WHAT YOU HAVE TO DO
Which lines in the records below contain the word "Rehabilitimi"? Copy each of them.

DATA EXTRACT

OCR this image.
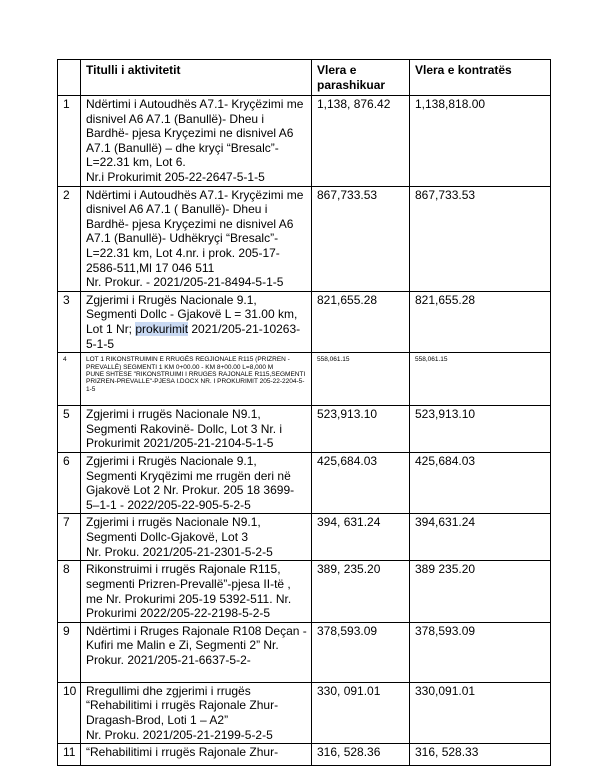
	Titulli i aktivitetit	Vlera e parashikuar	Vlera e kontratës
1	Ndërtimi i Autoudhës A7.1- Kryçëzimi me disnivel A6 A7.1 (Banullë)- Dheu i Bardhë- pjesa Kryçezimi ne disnivel A6 A7.1 (Banullë) – dhe kryçi “Bresalc”- L=22.31 km, Lot 6.
Nr.i Prokurimit 205-22-2647-5-1-5	1,138, 876.42	1,138,818.00
2	Ndërtimi i Autoudhës A7.1- Kryçëzimi me disnivel A6 A7.1 ( Banullë)- Dheu i Bardhë- pjesa Kryçezimi ne disnivel A6 A7.1 (Banullë)- Udhëkryçi “Bresalc”- L=22.31 km, Lot 4.nr. i prok. 205-17-2586-511,Ml 17 046 511
Nr. Prokur. - 2021/205-21-8494-5-1-5	867,733.53	867,733.53
3	Zgjerimi i Rrugës Nacionale 9.1, Segmenti Dollc - Gjakovë L = 31.00 km, Lot 1 Nr; prokurimit 2021/205-21-10263-5-1-5	821,655.28	821,655.28
4	LOT 1 RIKONSTRUIMIN E RRUGËS REGJIONALE R115 (PRIZREN - PREVALLË) SEGMENTI 1 KM 0+00.00 - KM 8+00.00 L=8,000 M
PUNE SHTESE "RIKONSTRUIMI I RRUGES RAJONALE R115,SEGMENTI PRIZREN-PREVALLE"-PJESA I.DOCX NR. I PROKURIMIT 205-22-2204-5-1-5	558,061.15	558,061.15
5	Zgjerimi i rrugës Nacionale N9.1, Segmenti Rakovinë- Dollc, Lot 3 Nr. i Prokurimit 2021/205-21-2104-5-1-5	523,913.10	523,913.10
6	Zgjerimi i Rrugës Nacionale 9.1, Segmenti Kryqëzimi me rrugën deri në Gjakovë Lot 2 Nr. Prokur. 205 18 3699-5–1-1 - 2022/205-22-905-5-2-5	425,684.03	425,684.03
7	Zgjerimi i rrugës Nacionale N9.1, Segmenti Dollc-Gjakovë, Lot 3
Nr. Proku. 2021/205-21-2301-5-2-5	394, 631.24	394,631.24
8	Rikonstruimi i rrugës Rajonale R115, segmenti Prizren-Prevallë”-pjesa II-të , me Nr. Prokurimi 205-19 5392-511. Nr. Prokurimi 2022/205-22-2198-5-2-5	389, 235.20	389 235.20
9	Ndërtimi i Rruges Rajonale R108 Deçan - Kufiri me Malin e Zi, Segmenti 2” Nr. Prokur. 2021/205-21-6637-5-2-	378,593.09	378,593.09
10	Rregullimi dhe zgjerimi i rrugës “Rehabilitimi i rrugës Rajonale Zhur-Dragash-Brod, Loti 1 – A2”
Nr. Proku. 2021/205-21-2199-5-2-5	330, 091.01	330,091.01
11	“Rehabilitimi i rrugës Rajonale Zhur-	316, 528.36	316, 528.33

THE RESULT
10	Rregullimi dhe zgjerimi i rrugës “Rehabilitimi i rrugës Rajonale Zhur-Dragash-Brod, Loti 1 – A2”
11	“Rehabilitimi i rrugës Rajonale Zhur-	316, 528.36	316, 528.33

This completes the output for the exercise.